Given exercise ▸ Read the records and gather each line that includes "Positive".

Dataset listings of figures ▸
------------------------------------
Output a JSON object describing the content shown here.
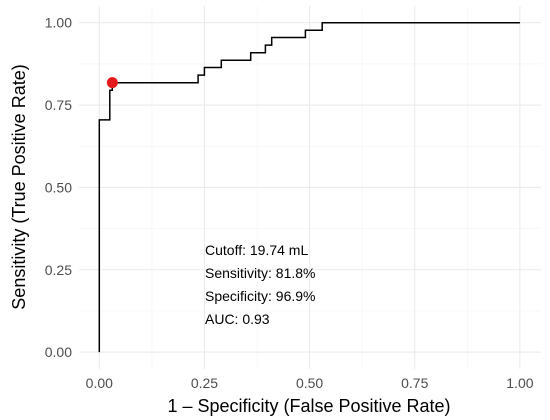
{
  "chart_data": {
    "type": "line",
    "xlabel": "1 – Specificity (False Positive Rate)",
    "ylabel": "Sensitivity (True Positive Rate)",
    "xlim": [
      0,
      1
    ],
    "ylim": [
      0,
      1
    ],
    "x_ticks": [
      "0.00",
      "0.25",
      "0.50",
      "0.75",
      "1.00"
    ],
    "y_ticks": [
      "0.00",
      "0.25",
      "0.50",
      "0.75",
      "1.00"
    ],
    "grid": true,
    "series": [
      {
        "color": "#000000",
        "points": [
          [
            0.0,
            0.0
          ],
          [
            0.0,
            0.705
          ],
          [
            0.025,
            0.705
          ],
          [
            0.025,
            0.795
          ],
          [
            0.031,
            0.795
          ],
          [
            0.031,
            0.818
          ],
          [
            0.235,
            0.818
          ],
          [
            0.235,
            0.841
          ],
          [
            0.25,
            0.841
          ],
          [
            0.25,
            0.864
          ],
          [
            0.29,
            0.864
          ],
          [
            0.29,
            0.886
          ],
          [
            0.36,
            0.886
          ],
          [
            0.36,
            0.909
          ],
          [
            0.395,
            0.909
          ],
          [
            0.395,
            0.932
          ],
          [
            0.41,
            0.932
          ],
          [
            0.41,
            0.955
          ],
          [
            0.49,
            0.955
          ],
          [
            0.49,
            0.977
          ],
          [
            0.53,
            0.977
          ],
          [
            0.53,
            1.0
          ],
          [
            1.0,
            1.0
          ]
        ]
      }
    ],
    "highlight_point": {
      "x": 0.031,
      "y": 0.818,
      "color": "#e41a1c"
    },
    "annotations": [
      "Cutoff: 19.74 mL",
      "Sensitivity: 81.8%",
      "Specificity: 96.9%",
      "AUC: 0.93"
    ]
  }
}
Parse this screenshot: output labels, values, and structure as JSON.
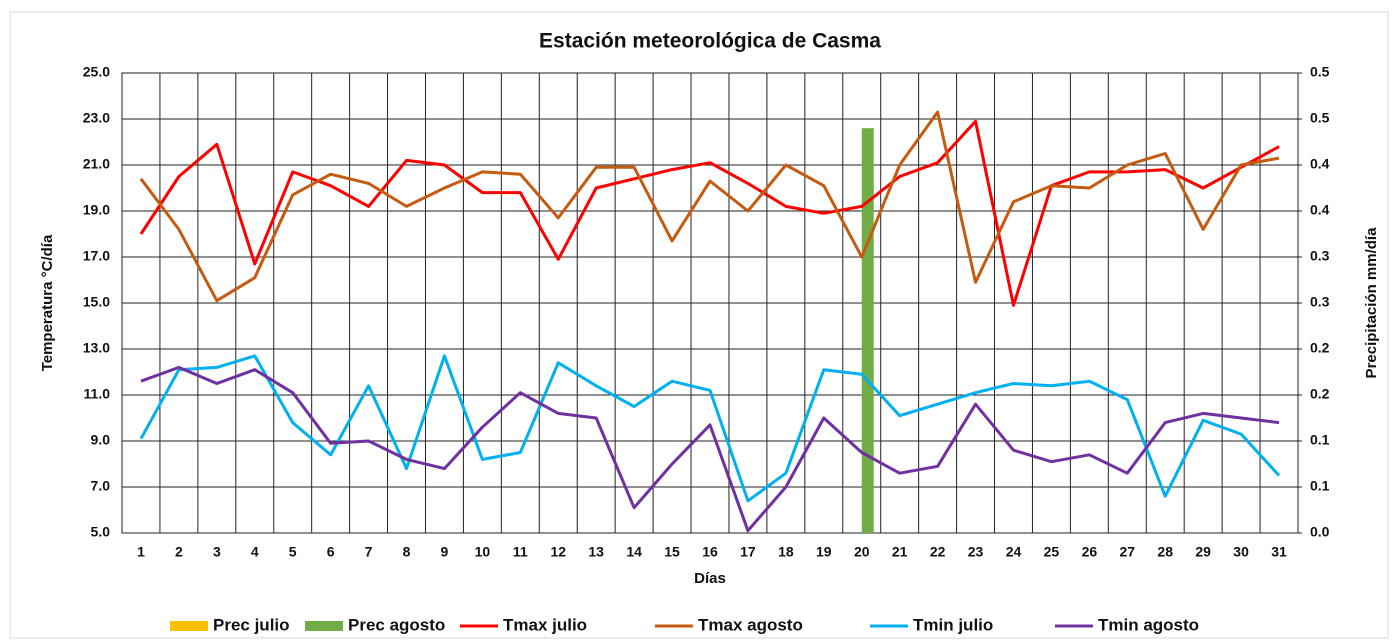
------------------------------------
Task response ▸
    "xlabel": "1 – Specificity (False Positive Rate)",
    "ylabel": "Sensitivity (True Positive Rate)",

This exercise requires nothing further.